== Do this ==
Return the records, each one exactly as written.

== Provided records ==

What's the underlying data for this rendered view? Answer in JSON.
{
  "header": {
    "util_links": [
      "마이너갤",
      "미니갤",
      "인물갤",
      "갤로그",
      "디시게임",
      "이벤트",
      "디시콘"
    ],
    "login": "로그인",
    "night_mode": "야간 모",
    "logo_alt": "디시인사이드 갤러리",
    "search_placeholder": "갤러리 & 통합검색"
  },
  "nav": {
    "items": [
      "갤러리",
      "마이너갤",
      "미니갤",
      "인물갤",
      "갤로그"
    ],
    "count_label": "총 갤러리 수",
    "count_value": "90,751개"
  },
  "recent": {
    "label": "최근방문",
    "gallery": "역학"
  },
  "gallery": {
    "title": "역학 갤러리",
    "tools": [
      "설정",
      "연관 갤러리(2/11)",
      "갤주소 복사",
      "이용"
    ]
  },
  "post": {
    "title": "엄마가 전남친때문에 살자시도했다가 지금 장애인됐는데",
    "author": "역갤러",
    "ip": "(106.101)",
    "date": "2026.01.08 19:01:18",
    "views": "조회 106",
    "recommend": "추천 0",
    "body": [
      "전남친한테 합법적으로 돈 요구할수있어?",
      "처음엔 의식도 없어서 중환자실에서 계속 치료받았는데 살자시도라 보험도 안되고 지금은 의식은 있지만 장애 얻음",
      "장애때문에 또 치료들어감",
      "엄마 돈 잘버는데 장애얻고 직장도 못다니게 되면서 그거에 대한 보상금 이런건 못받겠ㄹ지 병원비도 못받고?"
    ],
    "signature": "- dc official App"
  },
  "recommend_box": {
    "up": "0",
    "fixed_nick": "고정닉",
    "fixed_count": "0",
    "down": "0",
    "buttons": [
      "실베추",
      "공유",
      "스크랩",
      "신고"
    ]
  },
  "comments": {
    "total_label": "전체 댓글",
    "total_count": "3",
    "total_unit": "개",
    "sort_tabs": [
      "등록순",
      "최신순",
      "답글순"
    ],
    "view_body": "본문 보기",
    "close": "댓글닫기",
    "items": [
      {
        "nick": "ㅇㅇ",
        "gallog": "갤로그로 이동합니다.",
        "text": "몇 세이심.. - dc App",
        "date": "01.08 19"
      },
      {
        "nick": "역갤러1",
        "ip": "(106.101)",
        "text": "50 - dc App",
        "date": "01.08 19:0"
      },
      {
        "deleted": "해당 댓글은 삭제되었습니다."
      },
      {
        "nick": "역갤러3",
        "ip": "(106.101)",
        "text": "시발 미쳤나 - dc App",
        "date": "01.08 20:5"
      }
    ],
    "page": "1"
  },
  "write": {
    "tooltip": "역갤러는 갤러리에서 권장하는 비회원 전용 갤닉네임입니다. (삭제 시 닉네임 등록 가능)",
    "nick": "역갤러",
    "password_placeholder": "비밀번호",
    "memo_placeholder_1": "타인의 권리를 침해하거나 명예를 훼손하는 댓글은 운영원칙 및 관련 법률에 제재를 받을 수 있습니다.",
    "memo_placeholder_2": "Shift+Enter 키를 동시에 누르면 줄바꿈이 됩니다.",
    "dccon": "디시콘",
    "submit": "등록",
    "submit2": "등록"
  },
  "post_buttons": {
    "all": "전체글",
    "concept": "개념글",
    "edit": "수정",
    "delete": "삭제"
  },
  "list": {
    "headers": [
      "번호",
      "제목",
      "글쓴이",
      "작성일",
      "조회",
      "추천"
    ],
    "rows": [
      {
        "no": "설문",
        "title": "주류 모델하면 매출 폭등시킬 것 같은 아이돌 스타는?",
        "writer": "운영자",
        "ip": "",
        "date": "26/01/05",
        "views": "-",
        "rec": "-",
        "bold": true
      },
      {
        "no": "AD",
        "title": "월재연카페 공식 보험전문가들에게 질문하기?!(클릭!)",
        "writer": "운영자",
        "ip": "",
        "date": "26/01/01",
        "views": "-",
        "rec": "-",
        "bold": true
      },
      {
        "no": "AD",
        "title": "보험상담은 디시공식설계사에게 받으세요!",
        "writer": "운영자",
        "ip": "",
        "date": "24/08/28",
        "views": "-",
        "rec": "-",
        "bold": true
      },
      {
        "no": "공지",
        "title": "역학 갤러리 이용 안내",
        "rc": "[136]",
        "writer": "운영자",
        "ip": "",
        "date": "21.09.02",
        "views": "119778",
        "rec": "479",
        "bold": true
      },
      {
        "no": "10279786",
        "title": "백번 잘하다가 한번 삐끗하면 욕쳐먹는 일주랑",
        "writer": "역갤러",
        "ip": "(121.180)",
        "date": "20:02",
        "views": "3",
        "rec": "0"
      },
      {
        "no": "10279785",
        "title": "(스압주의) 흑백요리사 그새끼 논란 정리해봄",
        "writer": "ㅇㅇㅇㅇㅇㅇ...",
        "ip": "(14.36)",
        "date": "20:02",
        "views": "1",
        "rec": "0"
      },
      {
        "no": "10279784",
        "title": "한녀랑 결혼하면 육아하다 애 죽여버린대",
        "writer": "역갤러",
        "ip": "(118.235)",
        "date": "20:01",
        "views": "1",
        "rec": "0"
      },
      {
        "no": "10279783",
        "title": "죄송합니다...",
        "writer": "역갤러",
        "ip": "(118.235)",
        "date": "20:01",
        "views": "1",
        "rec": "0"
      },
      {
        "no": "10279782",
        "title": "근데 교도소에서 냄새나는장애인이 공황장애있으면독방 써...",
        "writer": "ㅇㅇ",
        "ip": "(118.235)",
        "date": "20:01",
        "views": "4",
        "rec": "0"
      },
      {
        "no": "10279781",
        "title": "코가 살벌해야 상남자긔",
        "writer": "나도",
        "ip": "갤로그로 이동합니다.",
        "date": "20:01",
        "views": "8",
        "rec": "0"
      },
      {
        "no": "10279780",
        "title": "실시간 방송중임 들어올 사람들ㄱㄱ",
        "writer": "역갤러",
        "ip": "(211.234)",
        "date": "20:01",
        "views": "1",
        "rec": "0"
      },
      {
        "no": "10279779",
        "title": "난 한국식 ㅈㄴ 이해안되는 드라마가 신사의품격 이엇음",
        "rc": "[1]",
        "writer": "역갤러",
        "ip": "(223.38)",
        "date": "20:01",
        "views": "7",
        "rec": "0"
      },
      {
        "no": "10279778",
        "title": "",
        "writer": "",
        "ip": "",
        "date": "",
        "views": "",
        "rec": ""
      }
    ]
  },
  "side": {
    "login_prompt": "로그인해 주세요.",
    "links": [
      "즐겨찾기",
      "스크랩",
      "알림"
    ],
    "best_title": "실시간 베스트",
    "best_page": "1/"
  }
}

== Completed task ==
What's the underlying data for this rendered view? Answer in JSON.
{
  "header": {
    "util_links": [
      "마이너갤",
      "미니갤",
      "인물갤",
      "갤로그",
      "디시게임",
      "이벤트",
      "디시콘"
    ],
    "login": "로그인",
    "night_mode": "야간 모",
    "logo_alt": "디시인사이드 갤러리",
    "search_placeholder": "갤러리 & 통합검색"
  },
  "nav": {
    "items": [
      "갤러리",
      "마이너갤",
      "미니갤",
      "인물갤",
      "갤로그"
    ],
    "count_label": "총 갤러리 수",
    "count_value": "90,751개"
  },
  "recent": {
    "label": "최근방문",
    "gallery": "역학"
  },
  "gallery": {
    "title": "역학 갤러리",
    "tools": [
      "설정",
      "연관 갤러리(2/11)",
      "갤주소 복사",
      "이용"
    ]
  },
  "post": {
    "title": "엄마가 전남친때문에 살자시도했다가 지금 장애인됐는데",
    "author": "역갤러",
    "ip": "(106.101)",
    "date": "2026.01.08 19:01:18",
    "views": "조회 106",
    "recommend": "추천 0",
    "body": [
      "전남친한테 합법적으로 돈 요구할수있어?",
      "처음엔 의식도 없어서 중환자실에서 계속 치료받았는데 살자시도라 보험도 안되고 지금은 의식은 있지만 장애 얻음",
      "장애때문에 또 치료들어감",
      "엄마 돈 잘버는데 장애얻고 직장도 못다니게 되면서 그거에 대한 보상금 이런건 못받겠ㄹ지 병원비도 못받고?"
    ],
    "signature": "- dc official App"
  },
  "recommend_box": {
    "up": "0",
    "fixed_nick": "고정닉",
    "fixed_count": "0",
    "down": "0",
    "buttons": [
      "실베추",
      "공유",
      "스크랩",
      "신고"
    ]
  },
  "comments": {
    "total_label": "전체 댓글",
    "total_count": "3",
    "total_unit": "개",
    "sort_tabs": [
      "등록순",
      "최신순",
      "답글순"
    ],
    "view_body": "본문 보기",
    "close": "댓글닫기",
    "items": [
      {
        "nick": "ㅇㅇ",
        "gallog": "갤로그로 이동합니다.",
        "text": "몇 세이심.. - dc App",
        "date": "01.08 19"
      },
      {
        "nick": "역갤러1",
        "ip": "(106.101)",
        "text": "50 - dc App",
        "date": "01.08 19:0"
      },
      {
        "deleted": "해당 댓글은 삭제되었습니다."
      },
      {
        "nick": "역갤러3",
        "ip": "(106.101)",
        "text": "시발 미쳤나 - dc App",
        "date": "01.08 20:5"
      }
    ],
    "page": "1"
  },
  "write": {
    "tooltip": "역갤러는 갤러리에서 권장하는 비회원 전용 갤닉네임입니다. (삭제 시 닉네임 등록 가능)",
    "nick": "역갤러",
    "password_placeholder": "비밀번호",
    "memo_placeholder_1": "타인의 권리를 침해하거나 명예를 훼손하는 댓글은 운영원칙 및 관련 법률에 제재를 받을 수 있습니다.",
    "memo_placeholder_2": "Shift+Enter 키를 동시에 누르면 줄바꿈이 됩니다.",
    "dccon": "디시콘",
    "submit": "등록",
    "submit2": "등록"
  },
  "post_buttons": {
    "all": "전체글",
    "concept": "개념글",
    "edit": "수정",
    "delete": "삭제"
  },
  "list": {
    "headers": [
      "번호",
      "제목",
      "글쓴이",
      "작성일",
      "조회",
      "추천"
    ],
    "rows": [
      {
        "no": "설문",
        "title": "주류 모델하면 매출 폭등시킬 것 같은 아이돌 스타는?",
        "writer": "운영자",
        "ip": "",
        "date": "26/01/05",
        "views": "-",
        "rec": "-",
        "bold": true
      },
      {
        "no": "AD",
        "title": "월재연카페 공식 보험전문가들에게 질문하기?!(클릭!)",
        "writer": "운영자",
        "ip": "",
        "date": "26/01/01",
        "views": "-",
        "rec": "-",
        "bold": true
      },
      {
        "no": "AD",
        "title": "보험상담은 디시공식설계사에게 받으세요!",
        "writer": "운영자",
        "ip": "",
        "date": "24/08/28",
        "views": "-",
        "rec": "-",
        "bold": true
      },
      {
        "no": "공지",
        "title": "역학 갤러리 이용 안내",
        "rc": "[136]",
        "writer": "운영자",
        "ip": "",
        "date": "21.09.02",
        "views": "119778",
        "rec": "479",
        "bold": true
      },
      {
        "no": "10279786",
        "title": "백번 잘하다가 한번 삐끗하면 욕쳐먹는 일주랑",
        "writer": "역갤러",
        "ip": "(121.180)",
        "date": "20:02",
        "views": "3",
        "rec": "0"
      },
      {
        "no": "10279785",
        "title": "(스압주의) 흑백요리사 그새끼 논란 정리해봄",
        "writer": "ㅇㅇㅇㅇㅇㅇ...",
        "ip": "(14.36)",
        "date": "20:02",
        "views": "1",
        "rec": "0"
      },
      {
        "no": "10279784",
        "title": "한녀랑 결혼하면 육아하다 애 죽여버린대",
        "writer": "역갤러",
        "ip": "(118.235)",
        "date": "20:01",
        "views": "1",
        "rec": "0"
      },
      {
        "no": "10279783",
        "title": "죄송합니다...",
        "writer": "역갤러",
        "ip": "(118.235)",
        "date": "20:01",
        "views": "1",
        "rec": "0"
      },
      {
        "no": "10279782",
        "title": "근데 교도소에서 냄새나는장애인이 공황장애있으면독방 써...",
        "writer": "ㅇㅇ",
        "ip": "(118.235)",
        "date": "20:01",
        "views": "4",
        "rec": "0"
      },
      {
        "no": "10279781",
        "title": "코가 살벌해야 상남자긔",
        "writer": "나도",
        "ip": "갤로그로 이동합니다.",
        "date": "20:01",
        "views": "8",
        "rec": "0"
      },
      {
        "no": "10279780",
        "title": "실시간 방송중임 들어올 사람들ㄱㄱ",
        "writer": "역갤러",
        "ip": "(211.234)",
        "date": "20:01",
        "views": "1",
        "rec": "0"
      },
      {
        "no": "10279779",
        "title": "난 한국식 ㅈㄴ 이해안되는 드라마가 신사의품격 이엇음",
        "rc": "[1]",
        "writer": "역갤러",
        "ip": "(223.38)",
        "date": "20:01",
        "views": "7",
        "rec": "0"
      },
      {
        "no": "10279778",
        "title": "",
        "writer": "",
        "ip": "",
        "date": "",
        "views": "",
        "rec": ""
      }
    ]
  },
  "side": {
    "login_prompt": "로그인해 주세요.",
    "links": [
      "즐겨찾기",
      "스크랩",
      "알림"
    ],
    "best_title": "실시간 베스트",
    "best_page": "1/"
  }
}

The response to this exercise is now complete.